[Texto base]:
MDB vai mesmo de Marcus Alexandre; Bocalom ficará sozinho no PP; Ulisses tentará a sorte e Marfisa será vice de Alysson Bestene

O engenheiro Marcus Alexandre estaria confirmado no MDB, faltando apenas a data para o anúncio de filiação. O ex-prefeito da capital tem viagem agendada para Brasília, onde encontrará o presidente nacional da legenda. A costura foi feita com sucesso pelo dirigente máximo no Acre, o ex-deputado federal Flaviano Melo.

Petecão no governo

Sérgio Petecão soube da notícia nesta manhã. Sem perspectiva de ter Marcus no PSD, o senador já viabiliza a esposa, a vice-prefeita de Rio Branco, na chapa com Alysson Bestene. O apoio do grupo do senador ao candidato do governador Gladson Cameli só será concretizado se Marfisa Galvão foi aceita como vice. Isto, aliás, não é problema. Marfisa e Cameli já se acertaram, e Alysson externou seu desejo de tê-la como vice. A resposta de Marfisa foi um “bora”, quando se encontraram no gabinete do presidente da Aleac, Luiz Gonzaga, dias atrás.

Bocalom sozinho

O prefeito Tião Bocalom (PP) faz telefonemas todos os dias para o presidente nacional do Progressistas. Como mandatário, Bocalom teria preferência, independente do desenrolar das convenções. Mas sua intransigência é um problema para ele próprio, que acumula rejeição terrível dentro do partido. O prefeito deve ficar sozinho no PP-Acre e a cacicada progressista, orientada pelo Palácio do Governo, não fará confusão com o gestor do município. A debandada deve começar pelo secretário de Governo, Alysson Bestene, o queridinho do governador para disputar o pleito do ano que vem. Alysson, aliás, se filiaria ao PSDB de Gonzaga, para ser aclamado candidato a prefeito sem ninguém para questioná-lo. Depois sairão do PP todos deputados, e uma penca de diretores, comissionados do governo e outros figurões. O PP será esvaziado. Um interlocutor disse há pouco que Bocalom tem outros planos em mente. Ele ficaria no partido até perceber que não terá apoio de ninguém ali dentro. Seu plano B seria correr para o pouco expressivo Podemos, do prefeito de Sena, Mazinho Serafim, e dos deputados estaduais André Valle e Fagner Calegário.

O deputado federal Ulisses Araújo tentará vencer. Sua candidatura será “abençoada” pelo senador Márcio Bittar, que é tido como aliado de Bocalom mas a repartições desse apoio não se configurou como o esperado: a nomeação dos indicados pelo senador na gestão municipal.

[Questões de estudo]:
1. Responda com base no texto:
(a) Com quem Marcus Alexandre vai se encontrar em Brasília?
(b) Em que local Marfisa respondeu "bora" a Alysson?
(c) Para qual partido Bocalom iria no seu plano B?
2. Extraia do texto, sem nenhuma alteração, o trecho que vai de "O deputado federal" até "na gestão municipal.".

(Registros de uma coleta de dados)

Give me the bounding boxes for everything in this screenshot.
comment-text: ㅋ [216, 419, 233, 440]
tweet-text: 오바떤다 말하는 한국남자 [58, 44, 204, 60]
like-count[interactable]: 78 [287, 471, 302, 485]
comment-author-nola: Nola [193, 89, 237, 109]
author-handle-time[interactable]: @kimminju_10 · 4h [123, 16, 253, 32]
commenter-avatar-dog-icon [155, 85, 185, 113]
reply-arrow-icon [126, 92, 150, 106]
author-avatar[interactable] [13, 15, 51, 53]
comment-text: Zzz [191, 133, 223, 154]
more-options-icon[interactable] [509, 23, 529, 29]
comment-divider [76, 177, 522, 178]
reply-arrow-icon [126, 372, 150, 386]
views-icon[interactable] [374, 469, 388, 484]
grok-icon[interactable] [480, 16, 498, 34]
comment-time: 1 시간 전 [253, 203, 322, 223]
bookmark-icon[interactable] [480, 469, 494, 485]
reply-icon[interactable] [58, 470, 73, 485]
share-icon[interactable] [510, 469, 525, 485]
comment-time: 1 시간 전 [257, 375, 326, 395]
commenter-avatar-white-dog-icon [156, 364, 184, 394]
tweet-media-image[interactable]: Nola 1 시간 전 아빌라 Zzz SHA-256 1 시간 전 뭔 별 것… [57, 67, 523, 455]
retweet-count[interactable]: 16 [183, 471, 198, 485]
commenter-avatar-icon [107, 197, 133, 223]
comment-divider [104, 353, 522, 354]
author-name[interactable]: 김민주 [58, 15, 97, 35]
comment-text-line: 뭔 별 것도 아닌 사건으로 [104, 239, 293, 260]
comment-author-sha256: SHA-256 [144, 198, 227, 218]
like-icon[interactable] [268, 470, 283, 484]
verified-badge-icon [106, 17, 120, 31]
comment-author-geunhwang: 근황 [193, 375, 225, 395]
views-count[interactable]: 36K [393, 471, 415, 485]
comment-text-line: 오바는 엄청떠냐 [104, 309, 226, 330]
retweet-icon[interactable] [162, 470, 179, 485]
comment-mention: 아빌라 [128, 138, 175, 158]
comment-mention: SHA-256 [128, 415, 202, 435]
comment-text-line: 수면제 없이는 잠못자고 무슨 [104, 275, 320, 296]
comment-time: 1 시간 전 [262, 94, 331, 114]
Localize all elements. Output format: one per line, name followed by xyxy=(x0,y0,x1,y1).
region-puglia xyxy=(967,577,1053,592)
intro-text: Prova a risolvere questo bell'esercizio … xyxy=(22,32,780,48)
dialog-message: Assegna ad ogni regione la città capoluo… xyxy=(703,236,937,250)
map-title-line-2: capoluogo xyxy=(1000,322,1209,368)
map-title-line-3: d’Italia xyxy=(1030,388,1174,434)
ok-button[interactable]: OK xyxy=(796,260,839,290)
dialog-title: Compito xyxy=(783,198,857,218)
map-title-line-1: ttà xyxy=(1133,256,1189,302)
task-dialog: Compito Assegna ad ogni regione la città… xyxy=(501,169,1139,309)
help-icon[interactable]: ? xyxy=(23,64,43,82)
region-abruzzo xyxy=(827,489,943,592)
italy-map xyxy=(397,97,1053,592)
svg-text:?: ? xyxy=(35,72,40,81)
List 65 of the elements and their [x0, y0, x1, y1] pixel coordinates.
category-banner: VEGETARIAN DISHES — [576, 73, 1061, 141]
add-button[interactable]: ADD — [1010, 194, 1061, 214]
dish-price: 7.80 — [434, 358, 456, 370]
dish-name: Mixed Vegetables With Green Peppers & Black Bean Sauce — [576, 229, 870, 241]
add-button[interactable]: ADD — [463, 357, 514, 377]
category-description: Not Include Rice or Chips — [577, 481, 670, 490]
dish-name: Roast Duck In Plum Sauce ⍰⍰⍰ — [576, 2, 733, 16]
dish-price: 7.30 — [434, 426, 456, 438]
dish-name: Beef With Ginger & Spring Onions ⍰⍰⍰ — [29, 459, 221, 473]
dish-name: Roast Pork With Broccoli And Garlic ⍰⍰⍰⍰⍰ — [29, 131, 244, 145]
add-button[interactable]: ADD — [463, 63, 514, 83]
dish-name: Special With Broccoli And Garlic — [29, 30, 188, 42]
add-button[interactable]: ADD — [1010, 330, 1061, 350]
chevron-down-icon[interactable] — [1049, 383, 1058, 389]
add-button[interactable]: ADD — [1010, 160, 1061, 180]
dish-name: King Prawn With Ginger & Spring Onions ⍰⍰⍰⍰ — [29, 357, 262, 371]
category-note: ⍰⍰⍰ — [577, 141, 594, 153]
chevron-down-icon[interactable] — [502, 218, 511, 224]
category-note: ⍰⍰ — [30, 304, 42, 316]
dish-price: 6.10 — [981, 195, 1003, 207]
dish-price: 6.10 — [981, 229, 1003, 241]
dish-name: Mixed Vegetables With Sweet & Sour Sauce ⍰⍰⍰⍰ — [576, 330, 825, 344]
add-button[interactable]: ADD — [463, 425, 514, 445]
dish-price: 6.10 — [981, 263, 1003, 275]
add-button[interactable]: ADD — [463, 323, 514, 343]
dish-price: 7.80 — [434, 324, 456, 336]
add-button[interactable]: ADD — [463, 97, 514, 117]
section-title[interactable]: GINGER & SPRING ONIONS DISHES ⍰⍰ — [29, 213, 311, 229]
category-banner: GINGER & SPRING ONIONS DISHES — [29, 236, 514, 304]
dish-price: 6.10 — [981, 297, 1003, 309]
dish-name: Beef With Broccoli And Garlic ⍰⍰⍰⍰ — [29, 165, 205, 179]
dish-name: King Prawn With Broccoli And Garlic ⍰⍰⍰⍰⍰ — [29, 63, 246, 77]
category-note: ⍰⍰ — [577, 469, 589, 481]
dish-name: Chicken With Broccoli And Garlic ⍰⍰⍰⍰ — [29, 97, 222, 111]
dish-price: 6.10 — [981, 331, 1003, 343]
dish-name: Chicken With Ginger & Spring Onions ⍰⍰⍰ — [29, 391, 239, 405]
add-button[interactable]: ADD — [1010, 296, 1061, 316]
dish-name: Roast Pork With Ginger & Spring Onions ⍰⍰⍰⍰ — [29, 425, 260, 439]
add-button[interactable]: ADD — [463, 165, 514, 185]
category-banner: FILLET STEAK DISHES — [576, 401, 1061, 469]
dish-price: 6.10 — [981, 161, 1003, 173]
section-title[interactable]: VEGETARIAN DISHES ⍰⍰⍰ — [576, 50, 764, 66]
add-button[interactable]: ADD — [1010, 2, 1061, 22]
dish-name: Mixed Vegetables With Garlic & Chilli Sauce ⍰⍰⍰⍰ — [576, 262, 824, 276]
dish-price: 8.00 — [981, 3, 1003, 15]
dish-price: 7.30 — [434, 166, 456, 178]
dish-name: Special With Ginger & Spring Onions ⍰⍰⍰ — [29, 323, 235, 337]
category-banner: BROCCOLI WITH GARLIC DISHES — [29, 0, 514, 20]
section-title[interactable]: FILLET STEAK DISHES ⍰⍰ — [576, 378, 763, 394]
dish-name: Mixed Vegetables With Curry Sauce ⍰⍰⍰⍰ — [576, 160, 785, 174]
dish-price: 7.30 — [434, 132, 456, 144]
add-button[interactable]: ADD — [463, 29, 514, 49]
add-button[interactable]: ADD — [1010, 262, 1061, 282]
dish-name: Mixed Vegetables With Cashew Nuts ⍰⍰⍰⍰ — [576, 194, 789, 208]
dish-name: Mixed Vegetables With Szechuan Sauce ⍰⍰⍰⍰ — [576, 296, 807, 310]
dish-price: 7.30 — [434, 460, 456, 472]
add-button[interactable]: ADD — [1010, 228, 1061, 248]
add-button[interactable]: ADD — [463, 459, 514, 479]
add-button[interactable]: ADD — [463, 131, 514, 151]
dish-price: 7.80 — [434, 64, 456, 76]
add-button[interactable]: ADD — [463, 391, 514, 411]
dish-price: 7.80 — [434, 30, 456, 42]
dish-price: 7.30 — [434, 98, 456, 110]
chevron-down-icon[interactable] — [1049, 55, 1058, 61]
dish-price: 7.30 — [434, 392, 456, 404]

[Respostas numeradas]:
1.
(a) Com o presidente nacional do MDB.
(b) No gabinete do presidente da Aleac, Luiz Gonzaga.
(c) Para o Podemos.

2.
O deputado federal Ulisses Araújo tentará vencer. Sua candidatura será “abençoada” pelo senador Márcio Bittar, que é tido como aliado de Bocalom mas a repartições desse apoio não se configurou como o esperado: a nomeação dos indicados pelo senador na gestão municipal.